# [The problem]
Find the string "this" in the records. Copy each line that has it.

(Entries provided)

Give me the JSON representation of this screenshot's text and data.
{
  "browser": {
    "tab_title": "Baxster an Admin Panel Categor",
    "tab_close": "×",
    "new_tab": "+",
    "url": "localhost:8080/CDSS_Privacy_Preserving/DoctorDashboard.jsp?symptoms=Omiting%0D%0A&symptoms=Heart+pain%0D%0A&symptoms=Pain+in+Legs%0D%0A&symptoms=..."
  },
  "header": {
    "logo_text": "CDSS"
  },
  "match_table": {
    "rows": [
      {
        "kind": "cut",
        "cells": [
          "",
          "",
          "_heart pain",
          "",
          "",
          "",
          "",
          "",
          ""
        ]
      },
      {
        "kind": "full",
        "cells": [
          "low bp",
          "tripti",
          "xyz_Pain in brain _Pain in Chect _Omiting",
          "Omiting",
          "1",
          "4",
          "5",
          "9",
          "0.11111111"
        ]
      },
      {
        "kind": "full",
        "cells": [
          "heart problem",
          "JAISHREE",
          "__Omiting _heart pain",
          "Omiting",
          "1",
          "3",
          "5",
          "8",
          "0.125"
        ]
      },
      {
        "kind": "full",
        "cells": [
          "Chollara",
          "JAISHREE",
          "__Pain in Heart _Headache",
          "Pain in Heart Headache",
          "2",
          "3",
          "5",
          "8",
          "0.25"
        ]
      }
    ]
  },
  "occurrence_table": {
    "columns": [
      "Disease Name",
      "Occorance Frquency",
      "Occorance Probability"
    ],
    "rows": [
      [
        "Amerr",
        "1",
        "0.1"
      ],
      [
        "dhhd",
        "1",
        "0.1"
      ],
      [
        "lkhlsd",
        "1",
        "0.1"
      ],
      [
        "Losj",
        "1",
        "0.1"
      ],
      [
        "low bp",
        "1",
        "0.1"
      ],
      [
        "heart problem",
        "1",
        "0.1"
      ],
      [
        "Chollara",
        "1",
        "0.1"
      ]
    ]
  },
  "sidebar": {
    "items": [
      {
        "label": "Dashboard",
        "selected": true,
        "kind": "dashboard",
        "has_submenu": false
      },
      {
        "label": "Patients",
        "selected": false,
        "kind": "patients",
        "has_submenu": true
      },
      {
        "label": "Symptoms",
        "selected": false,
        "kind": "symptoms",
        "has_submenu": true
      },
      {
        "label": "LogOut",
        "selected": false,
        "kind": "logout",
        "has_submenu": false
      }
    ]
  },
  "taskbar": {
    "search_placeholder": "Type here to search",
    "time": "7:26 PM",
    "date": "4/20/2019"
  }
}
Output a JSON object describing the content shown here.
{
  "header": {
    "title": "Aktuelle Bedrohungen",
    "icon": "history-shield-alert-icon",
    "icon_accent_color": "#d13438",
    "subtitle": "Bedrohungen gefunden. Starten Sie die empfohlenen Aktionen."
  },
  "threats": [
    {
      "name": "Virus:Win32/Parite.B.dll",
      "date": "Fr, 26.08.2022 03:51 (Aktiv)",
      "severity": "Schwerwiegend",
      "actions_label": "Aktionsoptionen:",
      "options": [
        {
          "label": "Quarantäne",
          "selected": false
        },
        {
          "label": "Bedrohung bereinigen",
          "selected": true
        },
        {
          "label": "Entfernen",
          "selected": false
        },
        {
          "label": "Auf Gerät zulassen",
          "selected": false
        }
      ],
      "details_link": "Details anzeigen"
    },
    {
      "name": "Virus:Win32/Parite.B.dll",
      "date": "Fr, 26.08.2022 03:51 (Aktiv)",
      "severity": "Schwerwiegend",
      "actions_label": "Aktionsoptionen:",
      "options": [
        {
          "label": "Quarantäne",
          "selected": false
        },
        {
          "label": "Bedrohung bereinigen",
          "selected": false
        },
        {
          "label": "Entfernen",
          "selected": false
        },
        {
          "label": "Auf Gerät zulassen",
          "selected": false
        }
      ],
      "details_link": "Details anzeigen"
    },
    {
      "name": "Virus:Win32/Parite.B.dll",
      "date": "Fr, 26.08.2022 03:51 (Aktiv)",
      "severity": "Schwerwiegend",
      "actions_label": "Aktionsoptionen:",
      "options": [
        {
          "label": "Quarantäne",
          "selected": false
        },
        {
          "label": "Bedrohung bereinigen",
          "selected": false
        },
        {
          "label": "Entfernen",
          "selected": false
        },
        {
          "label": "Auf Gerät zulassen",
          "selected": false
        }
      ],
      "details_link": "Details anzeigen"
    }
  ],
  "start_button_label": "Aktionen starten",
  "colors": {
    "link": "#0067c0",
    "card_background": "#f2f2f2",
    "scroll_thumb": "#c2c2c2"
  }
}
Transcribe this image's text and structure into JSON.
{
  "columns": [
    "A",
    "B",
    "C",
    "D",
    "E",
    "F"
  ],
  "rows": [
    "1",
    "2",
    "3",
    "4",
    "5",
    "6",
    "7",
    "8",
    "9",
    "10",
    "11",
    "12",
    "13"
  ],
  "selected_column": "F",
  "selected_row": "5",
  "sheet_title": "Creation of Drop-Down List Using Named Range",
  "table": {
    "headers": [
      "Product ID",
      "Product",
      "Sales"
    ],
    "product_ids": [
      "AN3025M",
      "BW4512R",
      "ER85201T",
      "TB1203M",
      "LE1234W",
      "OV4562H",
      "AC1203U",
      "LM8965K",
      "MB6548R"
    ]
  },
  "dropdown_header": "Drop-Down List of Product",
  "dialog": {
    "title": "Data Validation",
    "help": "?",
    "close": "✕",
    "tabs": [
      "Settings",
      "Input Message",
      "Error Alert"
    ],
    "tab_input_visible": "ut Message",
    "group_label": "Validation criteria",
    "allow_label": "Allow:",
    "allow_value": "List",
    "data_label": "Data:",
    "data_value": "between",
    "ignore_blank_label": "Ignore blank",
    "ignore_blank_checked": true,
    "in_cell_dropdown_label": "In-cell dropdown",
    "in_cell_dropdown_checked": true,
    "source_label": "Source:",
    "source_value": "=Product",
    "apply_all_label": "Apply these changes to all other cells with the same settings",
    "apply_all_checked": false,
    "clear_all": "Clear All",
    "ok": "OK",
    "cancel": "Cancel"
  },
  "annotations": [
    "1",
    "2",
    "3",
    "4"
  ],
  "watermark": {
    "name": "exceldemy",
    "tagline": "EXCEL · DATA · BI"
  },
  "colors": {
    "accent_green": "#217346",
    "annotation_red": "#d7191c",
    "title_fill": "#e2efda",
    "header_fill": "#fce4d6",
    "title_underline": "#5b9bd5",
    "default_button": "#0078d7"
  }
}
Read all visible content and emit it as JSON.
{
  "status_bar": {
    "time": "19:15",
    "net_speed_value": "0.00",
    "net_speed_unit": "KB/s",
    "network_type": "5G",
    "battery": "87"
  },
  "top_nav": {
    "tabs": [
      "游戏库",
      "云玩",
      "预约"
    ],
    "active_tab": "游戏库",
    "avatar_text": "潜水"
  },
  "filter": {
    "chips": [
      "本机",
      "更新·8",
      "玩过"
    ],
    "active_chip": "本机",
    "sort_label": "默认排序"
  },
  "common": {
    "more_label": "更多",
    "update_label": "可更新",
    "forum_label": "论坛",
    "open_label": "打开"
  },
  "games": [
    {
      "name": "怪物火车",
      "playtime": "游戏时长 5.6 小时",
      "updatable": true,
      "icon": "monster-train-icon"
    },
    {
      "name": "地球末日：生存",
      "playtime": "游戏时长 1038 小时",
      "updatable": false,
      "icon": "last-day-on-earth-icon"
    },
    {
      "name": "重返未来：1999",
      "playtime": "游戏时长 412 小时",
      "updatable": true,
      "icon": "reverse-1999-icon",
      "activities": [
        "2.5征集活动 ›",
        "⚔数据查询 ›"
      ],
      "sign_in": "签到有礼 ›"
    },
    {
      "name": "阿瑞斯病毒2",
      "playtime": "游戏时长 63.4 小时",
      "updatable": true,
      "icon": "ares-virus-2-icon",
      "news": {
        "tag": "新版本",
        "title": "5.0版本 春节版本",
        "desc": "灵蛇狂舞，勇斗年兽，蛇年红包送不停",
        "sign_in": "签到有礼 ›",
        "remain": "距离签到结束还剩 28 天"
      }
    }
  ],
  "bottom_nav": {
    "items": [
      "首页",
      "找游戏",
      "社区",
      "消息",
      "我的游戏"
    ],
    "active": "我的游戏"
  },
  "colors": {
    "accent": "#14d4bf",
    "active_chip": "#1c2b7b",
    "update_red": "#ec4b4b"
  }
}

(End Entries provided)

# [Task answer]
Give me the JSON representation of this screenshot's text and data.
Transcribe this image's text and structure into JSON.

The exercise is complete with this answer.